[Start PROVIDED MATERIAL]

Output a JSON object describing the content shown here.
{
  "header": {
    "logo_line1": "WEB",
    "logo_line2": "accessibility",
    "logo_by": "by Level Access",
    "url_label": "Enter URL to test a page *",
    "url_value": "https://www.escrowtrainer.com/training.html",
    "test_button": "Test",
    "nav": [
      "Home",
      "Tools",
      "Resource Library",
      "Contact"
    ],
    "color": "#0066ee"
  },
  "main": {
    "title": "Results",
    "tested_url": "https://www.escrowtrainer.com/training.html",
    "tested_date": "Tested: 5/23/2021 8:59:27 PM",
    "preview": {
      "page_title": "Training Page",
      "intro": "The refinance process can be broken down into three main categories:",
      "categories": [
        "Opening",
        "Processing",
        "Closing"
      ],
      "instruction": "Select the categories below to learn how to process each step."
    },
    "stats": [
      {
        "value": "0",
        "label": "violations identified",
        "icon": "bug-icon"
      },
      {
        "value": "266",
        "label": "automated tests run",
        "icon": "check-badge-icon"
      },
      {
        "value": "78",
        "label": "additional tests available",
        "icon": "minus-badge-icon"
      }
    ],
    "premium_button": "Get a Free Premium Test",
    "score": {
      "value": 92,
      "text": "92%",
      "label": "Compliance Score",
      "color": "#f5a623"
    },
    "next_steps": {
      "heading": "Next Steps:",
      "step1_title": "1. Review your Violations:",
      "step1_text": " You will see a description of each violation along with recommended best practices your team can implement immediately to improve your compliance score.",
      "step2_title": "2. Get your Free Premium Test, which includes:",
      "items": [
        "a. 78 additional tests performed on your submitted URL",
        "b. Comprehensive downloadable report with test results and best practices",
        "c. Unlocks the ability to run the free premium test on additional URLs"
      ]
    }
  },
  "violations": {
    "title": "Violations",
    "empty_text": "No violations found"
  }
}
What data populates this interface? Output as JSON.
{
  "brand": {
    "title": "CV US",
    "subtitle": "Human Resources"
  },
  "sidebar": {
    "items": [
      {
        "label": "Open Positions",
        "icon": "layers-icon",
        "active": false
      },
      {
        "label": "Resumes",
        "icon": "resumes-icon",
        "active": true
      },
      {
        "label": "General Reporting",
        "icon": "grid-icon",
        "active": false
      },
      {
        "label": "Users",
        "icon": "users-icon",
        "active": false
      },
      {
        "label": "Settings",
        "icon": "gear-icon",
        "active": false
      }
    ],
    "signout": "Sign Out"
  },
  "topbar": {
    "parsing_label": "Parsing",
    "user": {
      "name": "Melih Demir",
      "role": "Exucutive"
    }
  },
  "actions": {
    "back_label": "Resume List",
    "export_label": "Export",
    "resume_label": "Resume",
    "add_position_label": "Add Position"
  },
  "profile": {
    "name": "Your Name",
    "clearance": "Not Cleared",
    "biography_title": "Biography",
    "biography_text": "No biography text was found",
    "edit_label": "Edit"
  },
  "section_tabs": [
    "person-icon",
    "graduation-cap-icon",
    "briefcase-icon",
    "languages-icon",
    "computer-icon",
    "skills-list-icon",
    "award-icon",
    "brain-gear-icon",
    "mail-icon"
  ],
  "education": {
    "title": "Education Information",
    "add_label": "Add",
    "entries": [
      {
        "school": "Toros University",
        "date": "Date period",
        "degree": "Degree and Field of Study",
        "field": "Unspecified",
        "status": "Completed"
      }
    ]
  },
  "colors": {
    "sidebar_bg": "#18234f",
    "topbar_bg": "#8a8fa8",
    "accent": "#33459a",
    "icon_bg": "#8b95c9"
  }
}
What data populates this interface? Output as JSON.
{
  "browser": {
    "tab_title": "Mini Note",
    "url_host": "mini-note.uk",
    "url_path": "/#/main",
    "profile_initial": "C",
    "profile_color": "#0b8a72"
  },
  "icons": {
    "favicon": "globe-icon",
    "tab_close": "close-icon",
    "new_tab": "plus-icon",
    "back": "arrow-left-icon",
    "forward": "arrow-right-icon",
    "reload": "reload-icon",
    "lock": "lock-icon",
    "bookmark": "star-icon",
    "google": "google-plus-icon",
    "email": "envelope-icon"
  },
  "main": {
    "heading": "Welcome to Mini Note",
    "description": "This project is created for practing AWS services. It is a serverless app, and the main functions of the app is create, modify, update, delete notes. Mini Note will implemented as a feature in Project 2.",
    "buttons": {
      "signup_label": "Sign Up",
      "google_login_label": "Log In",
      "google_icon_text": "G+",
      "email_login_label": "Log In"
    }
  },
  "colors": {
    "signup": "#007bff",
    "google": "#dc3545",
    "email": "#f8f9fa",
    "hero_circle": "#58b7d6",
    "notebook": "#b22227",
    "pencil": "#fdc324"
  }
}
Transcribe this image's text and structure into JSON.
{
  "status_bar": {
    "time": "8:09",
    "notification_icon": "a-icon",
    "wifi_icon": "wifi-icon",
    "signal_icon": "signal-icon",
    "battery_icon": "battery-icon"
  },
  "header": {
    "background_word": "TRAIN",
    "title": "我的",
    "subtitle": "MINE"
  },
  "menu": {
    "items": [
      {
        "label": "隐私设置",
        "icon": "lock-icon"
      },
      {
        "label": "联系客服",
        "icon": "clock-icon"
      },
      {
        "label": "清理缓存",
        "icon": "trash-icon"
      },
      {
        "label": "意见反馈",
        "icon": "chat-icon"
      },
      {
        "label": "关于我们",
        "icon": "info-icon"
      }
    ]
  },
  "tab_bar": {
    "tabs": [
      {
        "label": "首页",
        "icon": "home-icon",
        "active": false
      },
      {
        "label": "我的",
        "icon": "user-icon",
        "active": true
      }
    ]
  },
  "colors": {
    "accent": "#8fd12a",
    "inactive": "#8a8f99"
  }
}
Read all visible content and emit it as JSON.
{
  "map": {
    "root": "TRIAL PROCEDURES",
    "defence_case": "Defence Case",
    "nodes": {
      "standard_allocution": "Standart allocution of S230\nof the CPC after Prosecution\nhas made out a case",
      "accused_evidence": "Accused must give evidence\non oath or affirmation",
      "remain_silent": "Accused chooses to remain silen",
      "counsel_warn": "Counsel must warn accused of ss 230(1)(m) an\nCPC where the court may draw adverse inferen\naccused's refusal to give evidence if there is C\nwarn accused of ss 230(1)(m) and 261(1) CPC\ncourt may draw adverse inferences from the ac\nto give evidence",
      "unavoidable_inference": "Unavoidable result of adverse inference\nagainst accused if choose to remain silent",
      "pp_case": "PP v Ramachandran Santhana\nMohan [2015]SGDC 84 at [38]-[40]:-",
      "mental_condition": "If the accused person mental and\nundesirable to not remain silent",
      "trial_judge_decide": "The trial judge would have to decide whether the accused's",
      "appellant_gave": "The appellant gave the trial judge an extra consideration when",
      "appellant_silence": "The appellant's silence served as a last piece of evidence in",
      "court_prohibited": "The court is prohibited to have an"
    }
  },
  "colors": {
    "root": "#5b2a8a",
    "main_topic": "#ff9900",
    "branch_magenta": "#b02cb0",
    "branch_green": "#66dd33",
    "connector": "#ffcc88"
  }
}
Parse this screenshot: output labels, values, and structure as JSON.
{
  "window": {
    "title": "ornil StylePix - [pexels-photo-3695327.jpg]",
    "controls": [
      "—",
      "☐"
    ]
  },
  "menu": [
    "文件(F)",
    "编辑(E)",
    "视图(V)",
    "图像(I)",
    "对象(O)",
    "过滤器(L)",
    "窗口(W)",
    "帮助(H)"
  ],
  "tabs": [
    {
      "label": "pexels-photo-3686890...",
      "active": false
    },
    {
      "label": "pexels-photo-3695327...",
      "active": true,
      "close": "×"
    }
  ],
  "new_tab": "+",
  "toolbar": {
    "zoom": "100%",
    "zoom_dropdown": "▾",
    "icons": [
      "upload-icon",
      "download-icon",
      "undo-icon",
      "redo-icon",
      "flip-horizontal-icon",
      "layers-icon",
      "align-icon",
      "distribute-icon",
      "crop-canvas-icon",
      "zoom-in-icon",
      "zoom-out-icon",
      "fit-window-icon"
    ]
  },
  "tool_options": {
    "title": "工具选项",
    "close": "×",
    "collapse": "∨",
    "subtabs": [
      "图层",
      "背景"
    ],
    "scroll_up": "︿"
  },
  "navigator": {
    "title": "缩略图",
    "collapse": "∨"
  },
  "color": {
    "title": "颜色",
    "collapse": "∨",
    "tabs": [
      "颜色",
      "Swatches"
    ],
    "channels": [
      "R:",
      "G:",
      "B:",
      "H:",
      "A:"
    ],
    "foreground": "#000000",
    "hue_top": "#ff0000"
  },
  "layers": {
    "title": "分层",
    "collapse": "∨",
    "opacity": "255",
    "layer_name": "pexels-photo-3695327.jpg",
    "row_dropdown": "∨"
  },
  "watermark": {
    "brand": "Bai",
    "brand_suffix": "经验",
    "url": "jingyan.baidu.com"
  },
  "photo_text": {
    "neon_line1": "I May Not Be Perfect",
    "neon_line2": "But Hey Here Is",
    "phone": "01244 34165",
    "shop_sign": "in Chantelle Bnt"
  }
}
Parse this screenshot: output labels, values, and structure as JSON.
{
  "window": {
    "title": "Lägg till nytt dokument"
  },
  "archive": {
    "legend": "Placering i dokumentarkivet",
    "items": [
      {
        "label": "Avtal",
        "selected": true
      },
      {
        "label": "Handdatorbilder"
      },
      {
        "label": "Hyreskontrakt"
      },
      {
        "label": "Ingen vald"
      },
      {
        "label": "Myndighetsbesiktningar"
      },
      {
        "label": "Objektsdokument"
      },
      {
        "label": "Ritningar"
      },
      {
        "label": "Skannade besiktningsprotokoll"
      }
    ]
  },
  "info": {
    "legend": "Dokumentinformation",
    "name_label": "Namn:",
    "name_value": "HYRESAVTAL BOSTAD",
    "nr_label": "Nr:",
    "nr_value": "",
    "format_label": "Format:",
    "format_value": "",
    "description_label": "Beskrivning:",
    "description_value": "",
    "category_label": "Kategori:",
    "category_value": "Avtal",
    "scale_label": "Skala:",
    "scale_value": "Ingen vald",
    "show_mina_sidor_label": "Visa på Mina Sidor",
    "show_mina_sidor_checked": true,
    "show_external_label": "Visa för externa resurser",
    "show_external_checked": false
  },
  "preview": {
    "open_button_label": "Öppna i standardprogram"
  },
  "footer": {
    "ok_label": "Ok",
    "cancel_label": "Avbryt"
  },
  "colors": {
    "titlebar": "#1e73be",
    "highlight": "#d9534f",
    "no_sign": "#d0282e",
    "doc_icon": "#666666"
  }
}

[End PROVIDED MATERIAL]

*DO THIS*. In the entries above, locate every line with the word "plus" and copy it.

*IN RESPONSE*.
    "new_tab": "plus-icon",
    "google": "google-plus-icon",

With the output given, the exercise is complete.